Problem to solve
From the entries that follow, gather each line holding the word "placeholder".

Records
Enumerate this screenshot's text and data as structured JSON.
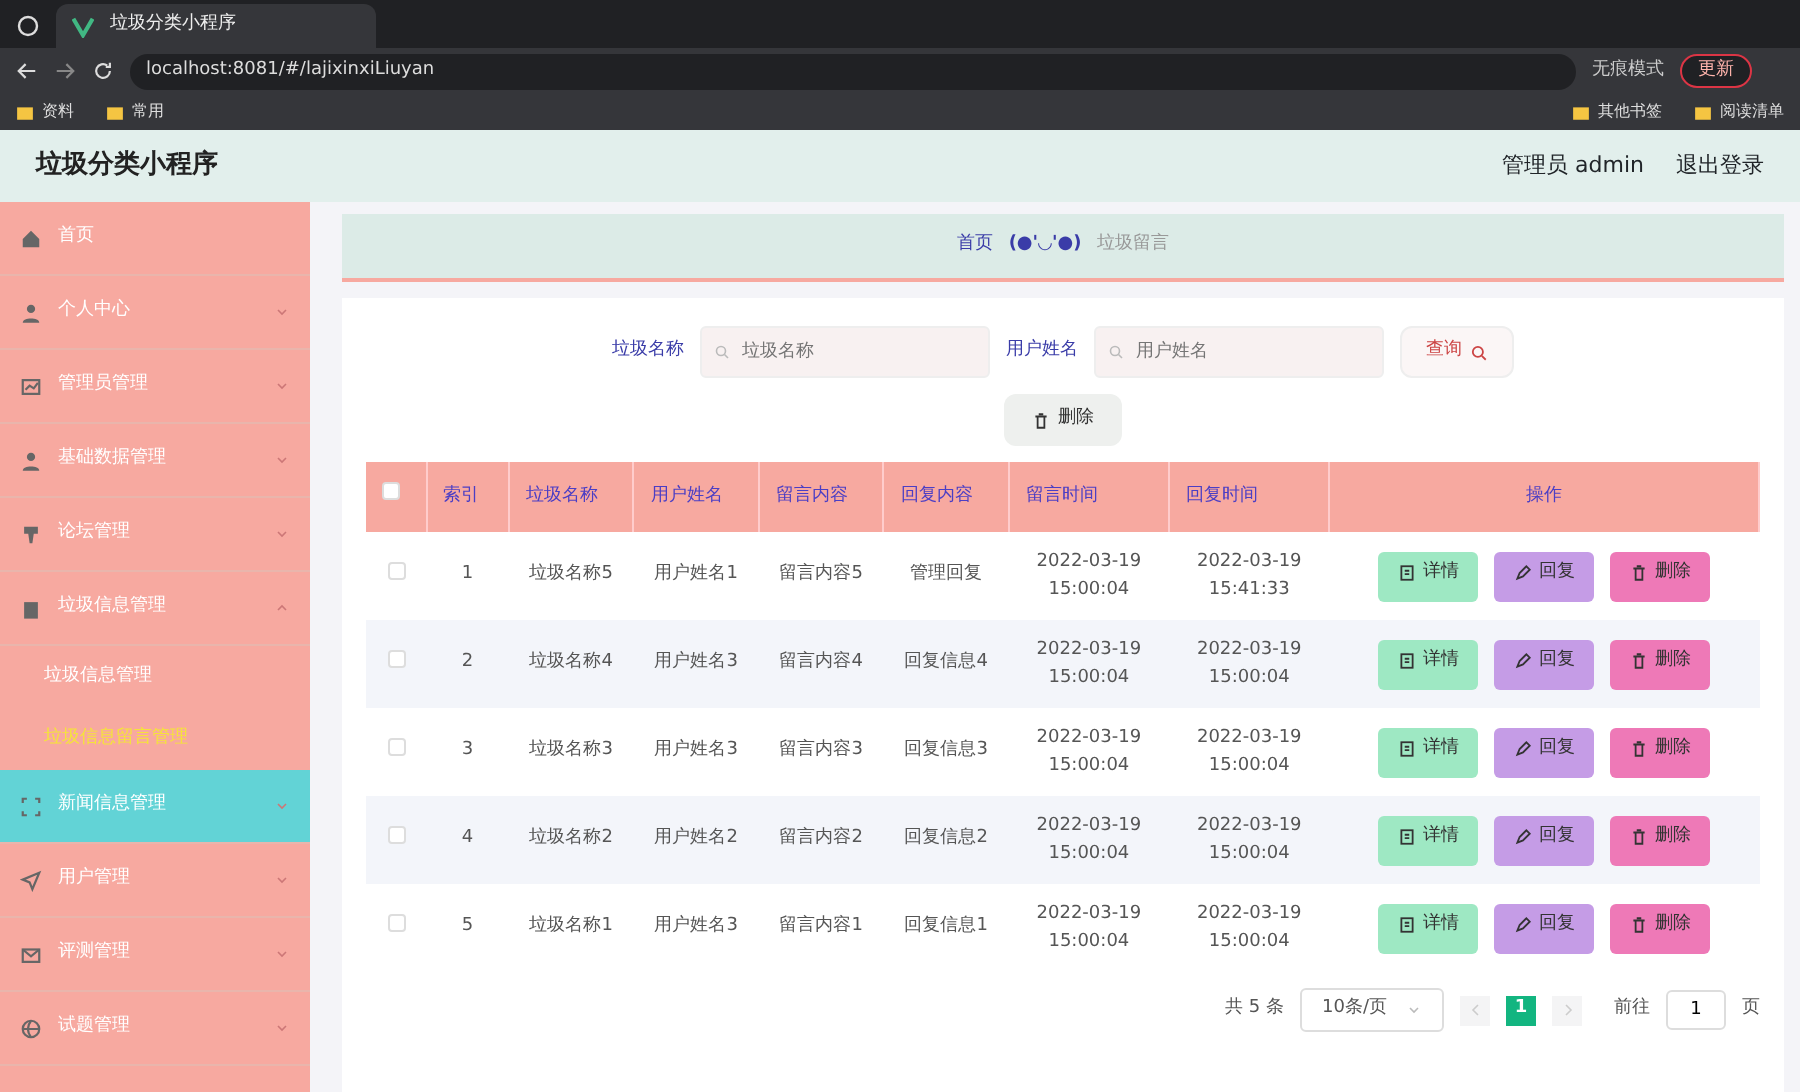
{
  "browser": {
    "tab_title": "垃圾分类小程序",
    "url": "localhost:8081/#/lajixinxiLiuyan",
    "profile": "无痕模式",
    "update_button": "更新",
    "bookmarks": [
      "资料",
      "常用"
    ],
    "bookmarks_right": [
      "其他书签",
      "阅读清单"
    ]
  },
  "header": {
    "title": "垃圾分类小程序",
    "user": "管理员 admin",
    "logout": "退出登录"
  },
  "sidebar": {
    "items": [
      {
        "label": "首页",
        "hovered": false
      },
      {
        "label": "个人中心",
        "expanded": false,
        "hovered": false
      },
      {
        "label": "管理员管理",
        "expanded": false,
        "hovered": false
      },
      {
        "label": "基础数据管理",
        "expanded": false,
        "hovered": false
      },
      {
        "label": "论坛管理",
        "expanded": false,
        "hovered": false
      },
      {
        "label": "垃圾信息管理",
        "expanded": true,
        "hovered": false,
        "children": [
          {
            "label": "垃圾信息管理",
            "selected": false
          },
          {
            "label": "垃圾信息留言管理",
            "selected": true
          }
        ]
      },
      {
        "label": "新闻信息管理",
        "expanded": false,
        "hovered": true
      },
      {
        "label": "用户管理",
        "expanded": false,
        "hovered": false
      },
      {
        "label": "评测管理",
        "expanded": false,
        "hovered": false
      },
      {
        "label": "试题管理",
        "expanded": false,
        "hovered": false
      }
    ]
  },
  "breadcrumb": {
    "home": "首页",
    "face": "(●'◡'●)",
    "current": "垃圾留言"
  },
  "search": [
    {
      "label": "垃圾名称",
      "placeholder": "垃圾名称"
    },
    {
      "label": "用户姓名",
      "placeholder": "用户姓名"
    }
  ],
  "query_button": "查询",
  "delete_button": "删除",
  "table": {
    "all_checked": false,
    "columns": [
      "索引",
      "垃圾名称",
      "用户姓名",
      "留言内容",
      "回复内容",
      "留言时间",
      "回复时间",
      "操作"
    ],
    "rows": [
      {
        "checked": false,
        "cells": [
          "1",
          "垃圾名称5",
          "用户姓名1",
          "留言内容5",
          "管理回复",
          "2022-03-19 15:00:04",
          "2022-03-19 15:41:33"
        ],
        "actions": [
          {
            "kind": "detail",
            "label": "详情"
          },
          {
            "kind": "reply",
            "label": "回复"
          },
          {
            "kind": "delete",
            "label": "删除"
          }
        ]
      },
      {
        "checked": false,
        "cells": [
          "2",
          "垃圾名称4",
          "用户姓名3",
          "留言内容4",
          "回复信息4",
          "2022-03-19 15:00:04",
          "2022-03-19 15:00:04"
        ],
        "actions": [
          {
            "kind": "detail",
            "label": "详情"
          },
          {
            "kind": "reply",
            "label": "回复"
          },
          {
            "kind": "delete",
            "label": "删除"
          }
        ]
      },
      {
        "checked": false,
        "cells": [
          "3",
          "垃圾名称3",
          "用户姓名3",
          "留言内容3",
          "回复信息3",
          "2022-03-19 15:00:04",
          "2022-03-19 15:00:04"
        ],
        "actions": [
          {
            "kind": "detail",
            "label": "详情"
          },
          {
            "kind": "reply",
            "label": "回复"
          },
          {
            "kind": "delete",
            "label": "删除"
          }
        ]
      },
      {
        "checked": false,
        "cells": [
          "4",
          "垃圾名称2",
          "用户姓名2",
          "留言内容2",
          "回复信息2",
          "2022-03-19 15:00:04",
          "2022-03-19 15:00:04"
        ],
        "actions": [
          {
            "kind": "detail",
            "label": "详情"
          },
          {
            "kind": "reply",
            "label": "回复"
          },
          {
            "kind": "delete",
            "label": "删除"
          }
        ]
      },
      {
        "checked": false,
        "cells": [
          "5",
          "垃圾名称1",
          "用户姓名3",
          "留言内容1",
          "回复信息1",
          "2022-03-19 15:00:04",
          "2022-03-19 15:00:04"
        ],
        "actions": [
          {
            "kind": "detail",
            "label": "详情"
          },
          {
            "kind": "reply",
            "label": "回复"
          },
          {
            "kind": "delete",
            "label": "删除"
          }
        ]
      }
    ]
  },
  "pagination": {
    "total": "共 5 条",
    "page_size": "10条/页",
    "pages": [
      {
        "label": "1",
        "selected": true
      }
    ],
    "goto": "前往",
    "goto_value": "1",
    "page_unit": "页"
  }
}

--

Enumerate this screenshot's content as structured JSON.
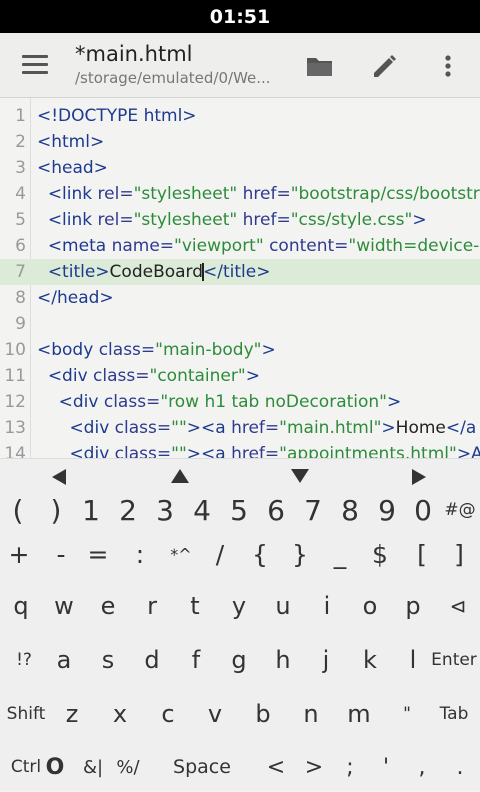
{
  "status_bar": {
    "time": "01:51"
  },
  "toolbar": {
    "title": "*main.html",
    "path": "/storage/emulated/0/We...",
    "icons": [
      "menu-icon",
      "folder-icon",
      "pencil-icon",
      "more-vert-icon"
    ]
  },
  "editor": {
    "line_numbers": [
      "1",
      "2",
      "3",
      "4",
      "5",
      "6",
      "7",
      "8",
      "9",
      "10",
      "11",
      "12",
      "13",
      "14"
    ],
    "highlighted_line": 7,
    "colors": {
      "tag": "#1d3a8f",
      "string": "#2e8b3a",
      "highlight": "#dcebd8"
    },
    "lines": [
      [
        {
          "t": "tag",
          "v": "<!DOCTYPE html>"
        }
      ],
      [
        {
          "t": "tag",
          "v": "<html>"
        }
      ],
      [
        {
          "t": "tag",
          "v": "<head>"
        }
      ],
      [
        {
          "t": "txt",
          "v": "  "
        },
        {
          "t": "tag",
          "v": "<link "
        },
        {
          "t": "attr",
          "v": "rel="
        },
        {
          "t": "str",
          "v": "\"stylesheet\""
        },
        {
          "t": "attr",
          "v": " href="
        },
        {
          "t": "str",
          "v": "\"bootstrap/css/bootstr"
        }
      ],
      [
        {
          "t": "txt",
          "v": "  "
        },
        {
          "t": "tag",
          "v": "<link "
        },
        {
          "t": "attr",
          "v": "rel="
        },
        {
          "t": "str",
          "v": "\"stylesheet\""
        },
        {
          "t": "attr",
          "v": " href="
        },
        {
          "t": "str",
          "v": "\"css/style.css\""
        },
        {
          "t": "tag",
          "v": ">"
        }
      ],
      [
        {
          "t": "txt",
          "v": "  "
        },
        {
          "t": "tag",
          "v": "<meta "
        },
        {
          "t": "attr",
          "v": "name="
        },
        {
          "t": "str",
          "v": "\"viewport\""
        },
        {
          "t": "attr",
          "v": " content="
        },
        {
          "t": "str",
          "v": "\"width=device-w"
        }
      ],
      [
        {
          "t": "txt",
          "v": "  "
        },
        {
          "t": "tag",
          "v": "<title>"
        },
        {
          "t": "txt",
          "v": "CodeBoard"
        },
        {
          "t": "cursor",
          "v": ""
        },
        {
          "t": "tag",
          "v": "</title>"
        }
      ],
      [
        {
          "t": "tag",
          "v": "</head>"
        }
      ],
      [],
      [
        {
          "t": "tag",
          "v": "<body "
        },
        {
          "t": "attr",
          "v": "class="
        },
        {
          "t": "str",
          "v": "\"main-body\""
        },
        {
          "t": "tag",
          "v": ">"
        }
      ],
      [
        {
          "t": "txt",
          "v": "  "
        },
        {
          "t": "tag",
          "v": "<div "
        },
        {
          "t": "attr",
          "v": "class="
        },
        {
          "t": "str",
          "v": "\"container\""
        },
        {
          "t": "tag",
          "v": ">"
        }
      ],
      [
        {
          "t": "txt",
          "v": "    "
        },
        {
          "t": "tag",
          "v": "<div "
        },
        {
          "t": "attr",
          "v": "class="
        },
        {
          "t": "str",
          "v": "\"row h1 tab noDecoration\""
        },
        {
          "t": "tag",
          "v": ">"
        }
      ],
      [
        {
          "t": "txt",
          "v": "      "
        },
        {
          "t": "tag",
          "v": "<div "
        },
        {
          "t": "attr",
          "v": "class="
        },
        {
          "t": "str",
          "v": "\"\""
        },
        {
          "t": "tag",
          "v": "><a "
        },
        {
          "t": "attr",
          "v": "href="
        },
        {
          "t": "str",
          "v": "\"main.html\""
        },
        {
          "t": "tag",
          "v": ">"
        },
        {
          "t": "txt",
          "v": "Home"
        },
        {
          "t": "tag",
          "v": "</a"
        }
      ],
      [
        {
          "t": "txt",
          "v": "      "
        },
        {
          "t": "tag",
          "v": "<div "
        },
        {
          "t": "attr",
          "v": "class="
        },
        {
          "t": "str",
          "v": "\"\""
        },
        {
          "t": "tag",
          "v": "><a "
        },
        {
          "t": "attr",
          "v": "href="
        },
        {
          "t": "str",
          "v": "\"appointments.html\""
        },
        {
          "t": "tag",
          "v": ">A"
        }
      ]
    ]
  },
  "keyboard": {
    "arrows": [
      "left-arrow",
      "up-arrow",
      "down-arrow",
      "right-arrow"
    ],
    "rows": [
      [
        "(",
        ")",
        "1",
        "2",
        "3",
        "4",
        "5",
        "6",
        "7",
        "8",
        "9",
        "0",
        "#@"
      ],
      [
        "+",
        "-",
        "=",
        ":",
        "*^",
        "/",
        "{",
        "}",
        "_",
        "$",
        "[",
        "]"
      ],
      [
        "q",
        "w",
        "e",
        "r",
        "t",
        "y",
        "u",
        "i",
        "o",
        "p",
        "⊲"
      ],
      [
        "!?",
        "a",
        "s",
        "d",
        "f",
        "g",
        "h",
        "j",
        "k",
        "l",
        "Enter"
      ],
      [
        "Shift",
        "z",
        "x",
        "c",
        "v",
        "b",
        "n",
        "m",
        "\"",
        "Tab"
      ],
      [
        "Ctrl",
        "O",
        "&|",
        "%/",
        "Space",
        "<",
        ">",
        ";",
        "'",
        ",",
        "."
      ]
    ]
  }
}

Output
      "placeholder": "垃圾名称"
      "placeholder": "用户姓名"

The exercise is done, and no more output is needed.